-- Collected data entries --
_ _ _
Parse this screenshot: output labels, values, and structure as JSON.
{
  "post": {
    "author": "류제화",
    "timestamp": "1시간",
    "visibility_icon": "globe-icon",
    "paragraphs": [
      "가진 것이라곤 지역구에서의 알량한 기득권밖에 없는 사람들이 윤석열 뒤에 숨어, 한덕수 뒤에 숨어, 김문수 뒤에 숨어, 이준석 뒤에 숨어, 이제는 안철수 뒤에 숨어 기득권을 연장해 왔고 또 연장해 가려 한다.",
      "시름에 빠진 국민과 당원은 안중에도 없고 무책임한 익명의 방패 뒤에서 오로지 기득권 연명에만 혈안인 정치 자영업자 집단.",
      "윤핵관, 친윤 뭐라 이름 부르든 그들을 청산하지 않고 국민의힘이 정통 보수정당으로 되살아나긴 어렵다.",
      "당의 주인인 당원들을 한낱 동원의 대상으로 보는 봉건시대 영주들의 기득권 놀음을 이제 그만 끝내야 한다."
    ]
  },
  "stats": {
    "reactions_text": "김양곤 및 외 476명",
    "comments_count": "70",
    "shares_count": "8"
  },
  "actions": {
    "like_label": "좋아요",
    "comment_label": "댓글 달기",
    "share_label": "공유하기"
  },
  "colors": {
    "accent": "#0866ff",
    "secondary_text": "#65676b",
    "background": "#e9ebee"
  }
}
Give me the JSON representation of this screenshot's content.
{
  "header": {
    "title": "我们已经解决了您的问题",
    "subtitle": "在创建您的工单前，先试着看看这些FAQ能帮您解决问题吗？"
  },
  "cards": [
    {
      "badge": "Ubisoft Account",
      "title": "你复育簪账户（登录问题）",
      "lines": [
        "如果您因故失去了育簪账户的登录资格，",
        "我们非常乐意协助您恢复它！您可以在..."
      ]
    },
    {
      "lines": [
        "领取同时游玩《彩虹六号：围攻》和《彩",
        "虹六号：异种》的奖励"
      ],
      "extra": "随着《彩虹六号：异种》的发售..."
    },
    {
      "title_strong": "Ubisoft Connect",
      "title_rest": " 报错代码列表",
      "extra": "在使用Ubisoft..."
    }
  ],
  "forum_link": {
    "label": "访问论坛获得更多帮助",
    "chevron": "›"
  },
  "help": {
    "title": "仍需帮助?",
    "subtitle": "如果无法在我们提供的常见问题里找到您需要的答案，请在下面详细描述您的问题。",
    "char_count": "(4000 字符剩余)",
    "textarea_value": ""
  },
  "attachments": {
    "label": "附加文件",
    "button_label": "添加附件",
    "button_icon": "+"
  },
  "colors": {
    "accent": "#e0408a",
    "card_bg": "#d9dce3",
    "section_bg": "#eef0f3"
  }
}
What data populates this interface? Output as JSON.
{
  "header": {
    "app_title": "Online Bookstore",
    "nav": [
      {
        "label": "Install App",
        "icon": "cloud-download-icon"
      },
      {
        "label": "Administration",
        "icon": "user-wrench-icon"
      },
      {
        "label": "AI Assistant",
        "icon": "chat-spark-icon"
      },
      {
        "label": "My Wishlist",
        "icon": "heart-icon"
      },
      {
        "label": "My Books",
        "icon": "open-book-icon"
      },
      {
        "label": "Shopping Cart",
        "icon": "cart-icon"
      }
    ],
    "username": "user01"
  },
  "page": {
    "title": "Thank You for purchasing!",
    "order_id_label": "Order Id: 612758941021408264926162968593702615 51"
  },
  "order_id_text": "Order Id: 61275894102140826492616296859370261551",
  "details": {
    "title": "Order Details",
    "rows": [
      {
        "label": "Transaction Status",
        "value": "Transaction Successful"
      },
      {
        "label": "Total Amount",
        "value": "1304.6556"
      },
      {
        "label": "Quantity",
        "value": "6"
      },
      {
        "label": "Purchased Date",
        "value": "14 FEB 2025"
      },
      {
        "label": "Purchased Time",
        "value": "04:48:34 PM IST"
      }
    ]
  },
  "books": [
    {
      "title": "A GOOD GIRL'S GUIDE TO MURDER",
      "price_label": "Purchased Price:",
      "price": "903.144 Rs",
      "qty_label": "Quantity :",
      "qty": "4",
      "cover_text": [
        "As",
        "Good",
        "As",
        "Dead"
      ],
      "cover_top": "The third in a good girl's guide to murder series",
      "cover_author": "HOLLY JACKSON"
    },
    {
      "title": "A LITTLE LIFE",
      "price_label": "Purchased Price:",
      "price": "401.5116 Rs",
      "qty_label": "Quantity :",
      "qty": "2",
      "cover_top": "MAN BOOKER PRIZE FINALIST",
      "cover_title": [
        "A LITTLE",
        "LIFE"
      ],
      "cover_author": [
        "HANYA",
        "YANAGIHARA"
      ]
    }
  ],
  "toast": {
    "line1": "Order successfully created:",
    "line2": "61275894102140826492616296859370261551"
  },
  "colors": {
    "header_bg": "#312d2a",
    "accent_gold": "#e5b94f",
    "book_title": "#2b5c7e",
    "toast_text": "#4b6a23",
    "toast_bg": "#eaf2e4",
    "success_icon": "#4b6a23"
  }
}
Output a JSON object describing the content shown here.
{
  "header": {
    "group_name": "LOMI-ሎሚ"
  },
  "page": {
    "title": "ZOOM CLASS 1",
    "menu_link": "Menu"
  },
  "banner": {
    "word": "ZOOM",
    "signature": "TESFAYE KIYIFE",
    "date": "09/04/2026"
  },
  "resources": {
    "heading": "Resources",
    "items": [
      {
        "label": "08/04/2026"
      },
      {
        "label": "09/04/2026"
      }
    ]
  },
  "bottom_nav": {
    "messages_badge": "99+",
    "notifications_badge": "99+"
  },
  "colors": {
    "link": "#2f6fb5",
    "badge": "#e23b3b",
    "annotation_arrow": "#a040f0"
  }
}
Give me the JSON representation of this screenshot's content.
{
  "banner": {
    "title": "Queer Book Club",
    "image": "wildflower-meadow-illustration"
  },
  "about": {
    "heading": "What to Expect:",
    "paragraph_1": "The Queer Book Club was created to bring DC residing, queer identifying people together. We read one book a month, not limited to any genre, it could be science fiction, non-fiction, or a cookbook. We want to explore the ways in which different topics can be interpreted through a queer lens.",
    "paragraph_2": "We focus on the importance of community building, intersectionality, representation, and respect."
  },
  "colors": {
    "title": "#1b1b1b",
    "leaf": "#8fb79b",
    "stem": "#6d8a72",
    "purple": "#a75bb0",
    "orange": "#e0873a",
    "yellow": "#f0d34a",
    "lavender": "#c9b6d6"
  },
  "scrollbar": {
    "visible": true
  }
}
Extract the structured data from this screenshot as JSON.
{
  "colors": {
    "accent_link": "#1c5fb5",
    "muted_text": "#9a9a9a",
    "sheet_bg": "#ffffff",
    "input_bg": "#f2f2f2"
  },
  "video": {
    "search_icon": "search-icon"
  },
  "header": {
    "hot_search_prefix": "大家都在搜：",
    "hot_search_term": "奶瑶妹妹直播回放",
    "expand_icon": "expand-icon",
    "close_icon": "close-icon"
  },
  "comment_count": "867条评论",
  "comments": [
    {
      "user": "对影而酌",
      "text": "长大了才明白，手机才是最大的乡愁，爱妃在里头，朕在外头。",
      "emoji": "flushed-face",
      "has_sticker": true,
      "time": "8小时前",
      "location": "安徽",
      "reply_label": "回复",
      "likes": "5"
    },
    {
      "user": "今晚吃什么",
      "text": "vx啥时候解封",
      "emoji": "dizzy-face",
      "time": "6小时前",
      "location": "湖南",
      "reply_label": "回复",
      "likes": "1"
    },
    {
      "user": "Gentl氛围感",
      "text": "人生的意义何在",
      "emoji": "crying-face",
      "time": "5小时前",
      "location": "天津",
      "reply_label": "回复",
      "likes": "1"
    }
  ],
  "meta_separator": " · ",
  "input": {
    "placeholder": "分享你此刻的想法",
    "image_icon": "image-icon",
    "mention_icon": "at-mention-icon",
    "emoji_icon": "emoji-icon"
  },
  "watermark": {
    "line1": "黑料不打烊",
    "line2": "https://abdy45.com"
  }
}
_ _ _
Lines containing the word "location" must all be returned from the material above.

-- WRITTEN REPLY --
      "location": "安徽",
      "location": "湖南",
      "location": "天津",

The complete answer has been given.